> **The exercise**
Of all the lines in the records, how many hold the word "avatar"? Answer with the number only.

> **Material for the task**

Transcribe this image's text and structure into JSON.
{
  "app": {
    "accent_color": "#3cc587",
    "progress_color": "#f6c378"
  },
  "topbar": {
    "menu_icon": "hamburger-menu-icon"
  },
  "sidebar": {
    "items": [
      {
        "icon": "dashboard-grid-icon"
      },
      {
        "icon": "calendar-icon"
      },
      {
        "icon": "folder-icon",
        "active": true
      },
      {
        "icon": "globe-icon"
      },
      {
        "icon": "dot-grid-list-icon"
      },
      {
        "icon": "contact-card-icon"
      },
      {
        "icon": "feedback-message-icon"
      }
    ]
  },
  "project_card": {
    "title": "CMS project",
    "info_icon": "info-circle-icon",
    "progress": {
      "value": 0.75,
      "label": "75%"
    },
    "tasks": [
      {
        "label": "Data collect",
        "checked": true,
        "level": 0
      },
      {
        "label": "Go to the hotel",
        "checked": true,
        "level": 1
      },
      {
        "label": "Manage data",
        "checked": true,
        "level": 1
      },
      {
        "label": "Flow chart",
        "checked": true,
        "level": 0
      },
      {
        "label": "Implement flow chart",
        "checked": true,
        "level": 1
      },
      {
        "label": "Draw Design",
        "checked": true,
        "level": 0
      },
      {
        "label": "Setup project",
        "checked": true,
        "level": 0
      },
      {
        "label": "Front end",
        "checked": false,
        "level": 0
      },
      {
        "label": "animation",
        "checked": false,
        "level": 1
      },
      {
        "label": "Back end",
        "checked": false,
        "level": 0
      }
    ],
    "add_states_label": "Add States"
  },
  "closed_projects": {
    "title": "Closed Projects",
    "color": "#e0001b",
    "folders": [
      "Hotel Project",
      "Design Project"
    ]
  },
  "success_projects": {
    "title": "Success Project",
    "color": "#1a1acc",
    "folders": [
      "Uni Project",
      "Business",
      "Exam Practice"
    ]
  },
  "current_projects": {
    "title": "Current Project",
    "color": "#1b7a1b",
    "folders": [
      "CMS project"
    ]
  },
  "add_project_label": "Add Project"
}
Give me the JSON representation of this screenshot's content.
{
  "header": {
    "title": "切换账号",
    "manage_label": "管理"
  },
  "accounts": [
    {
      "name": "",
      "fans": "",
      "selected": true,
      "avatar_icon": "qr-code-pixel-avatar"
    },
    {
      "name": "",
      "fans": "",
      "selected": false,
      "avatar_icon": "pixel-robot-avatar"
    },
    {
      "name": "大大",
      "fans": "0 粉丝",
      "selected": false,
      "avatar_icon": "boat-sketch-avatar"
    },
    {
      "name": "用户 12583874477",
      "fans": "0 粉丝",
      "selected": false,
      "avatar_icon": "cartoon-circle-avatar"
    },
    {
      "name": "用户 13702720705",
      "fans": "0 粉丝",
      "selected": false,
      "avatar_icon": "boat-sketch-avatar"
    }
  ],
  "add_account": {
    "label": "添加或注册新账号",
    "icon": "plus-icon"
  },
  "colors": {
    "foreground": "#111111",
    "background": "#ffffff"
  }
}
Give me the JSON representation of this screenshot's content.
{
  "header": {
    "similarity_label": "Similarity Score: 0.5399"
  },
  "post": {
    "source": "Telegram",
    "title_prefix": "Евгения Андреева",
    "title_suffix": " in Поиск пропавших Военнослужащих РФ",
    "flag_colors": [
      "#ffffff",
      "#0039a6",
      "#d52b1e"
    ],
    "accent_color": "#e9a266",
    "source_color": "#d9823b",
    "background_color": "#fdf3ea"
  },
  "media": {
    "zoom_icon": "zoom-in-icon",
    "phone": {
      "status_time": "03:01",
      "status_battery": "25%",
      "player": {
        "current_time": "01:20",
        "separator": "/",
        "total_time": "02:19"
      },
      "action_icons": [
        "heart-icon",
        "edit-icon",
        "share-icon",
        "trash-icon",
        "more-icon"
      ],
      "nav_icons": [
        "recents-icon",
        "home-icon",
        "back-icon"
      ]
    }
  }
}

> **Solution for this task**
5